Dataset excerpt
□ □ □
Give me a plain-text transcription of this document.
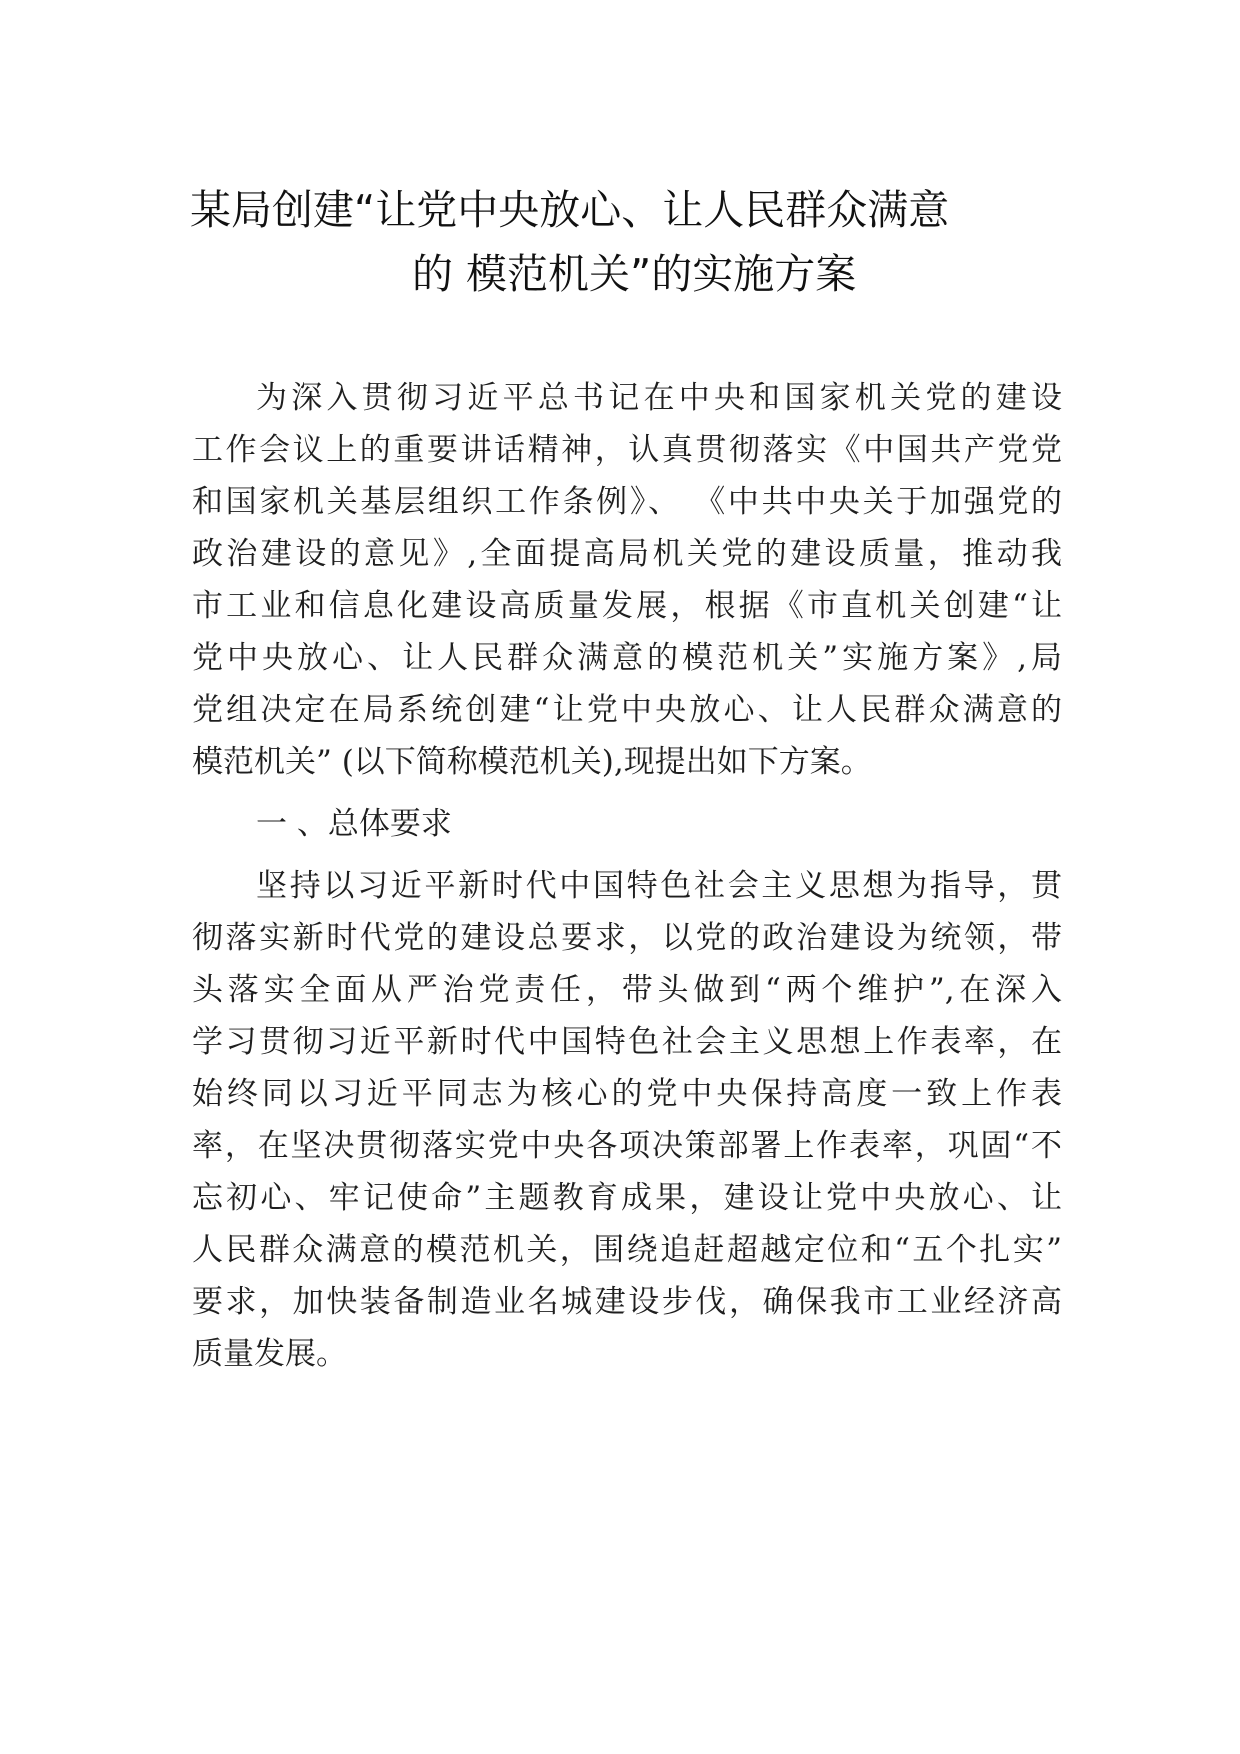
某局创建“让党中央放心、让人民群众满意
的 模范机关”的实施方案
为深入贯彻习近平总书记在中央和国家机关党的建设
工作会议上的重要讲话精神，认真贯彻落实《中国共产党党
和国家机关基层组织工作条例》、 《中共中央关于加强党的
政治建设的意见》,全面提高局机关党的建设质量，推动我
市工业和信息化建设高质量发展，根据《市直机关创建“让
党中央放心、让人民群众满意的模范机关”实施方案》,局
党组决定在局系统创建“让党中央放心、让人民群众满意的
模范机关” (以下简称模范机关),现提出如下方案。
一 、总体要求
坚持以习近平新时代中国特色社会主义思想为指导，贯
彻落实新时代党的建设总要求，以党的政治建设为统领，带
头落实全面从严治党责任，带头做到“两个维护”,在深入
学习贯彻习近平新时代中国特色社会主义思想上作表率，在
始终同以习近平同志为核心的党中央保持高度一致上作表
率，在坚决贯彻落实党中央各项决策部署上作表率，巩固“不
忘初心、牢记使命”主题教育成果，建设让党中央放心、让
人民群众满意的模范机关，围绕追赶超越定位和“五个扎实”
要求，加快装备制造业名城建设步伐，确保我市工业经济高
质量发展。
□ □ □
__WRITTEN INSTRUCTION__
Quote the data above in full, leaving out the pictures it holds.

__RESULT OF THIS TASK__
Give me a plain-text transcription of this document.
某局创建“让党中央放心、让人民群众满意
的 模范机关”的实施方案
为深入贯彻习近平总书记在中央和国家机关党的建设
工作会议上的重要讲话精神，认真贯彻落实《中国共产党党
和国家机关基层组织工作条例》、 《中共中央关于加强党的
政治建设的意见》,全面提高局机关党的建设质量，推动我
市工业和信息化建设高质量发展，根据《市直机关创建“让
党中央放心、让人民群众满意的模范机关”实施方案》,局
党组决定在局系统创建“让党中央放心、让人民群众满意的
模范机关” (以下简称模范机关),现提出如下方案。
一 、总体要求
坚持以习近平新时代中国特色社会主义思想为指导，贯
彻落实新时代党的建设总要求，以党的政治建设为统领，带
头落实全面从严治党责任，带头做到“两个维护”,在深入
学习贯彻习近平新时代中国特色社会主义思想上作表率，在
始终同以习近平同志为核心的党中央保持高度一致上作表
率，在坚决贯彻落实党中央各项决策部署上作表率，巩固“不
忘初心、牢记使命”主题教育成果，建设让党中央放心、让
人民群众满意的模范机关，围绕追赶超越定位和“五个扎实”
要求，加快装备制造业名城建设步伐，确保我市工业经济高
质量发展。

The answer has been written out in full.